● **Collected data entries**:
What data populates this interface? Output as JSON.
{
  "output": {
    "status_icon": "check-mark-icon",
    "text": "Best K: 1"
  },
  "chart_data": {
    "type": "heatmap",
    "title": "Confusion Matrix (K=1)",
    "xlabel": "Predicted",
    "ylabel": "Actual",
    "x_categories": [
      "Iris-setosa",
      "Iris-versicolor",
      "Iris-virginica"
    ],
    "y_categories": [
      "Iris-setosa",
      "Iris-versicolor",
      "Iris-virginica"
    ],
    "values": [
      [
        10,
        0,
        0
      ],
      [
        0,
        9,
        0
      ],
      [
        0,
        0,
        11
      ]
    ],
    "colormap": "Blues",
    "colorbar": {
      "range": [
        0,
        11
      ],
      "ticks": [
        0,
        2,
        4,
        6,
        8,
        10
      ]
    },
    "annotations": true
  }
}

● **Brief**: Copy out the full material exactly as it appears.

● **Right answer**:
What data populates this interface? Output as JSON.
{
  "output": {
    "status_icon": "check-mark-icon",
    "text": "Best K: 1"
  },
  "chart_data": {
    "type": "heatmap",
    "title": "Confusion Matrix (K=1)",
    "xlabel": "Predicted",
    "ylabel": "Actual",
    "x_categories": [
      "Iris-setosa",
      "Iris-versicolor",
      "Iris-virginica"
    ],
    "y_categories": [
      "Iris-setosa",
      "Iris-versicolor",
      "Iris-virginica"
    ],
    "values": [
      [
        10,
        0,
        0
      ],
      [
        0,
        9,
        0
      ],
      [
        0,
        0,
        11
      ]
    ],
    "colormap": "Blues",
    "colorbar": {
      "range": [
        0,
        11
      ],
      "ticks": [
        0,
        2,
        4,
        6,
        8,
        10
      ]
    },
    "annotations": true
  }
}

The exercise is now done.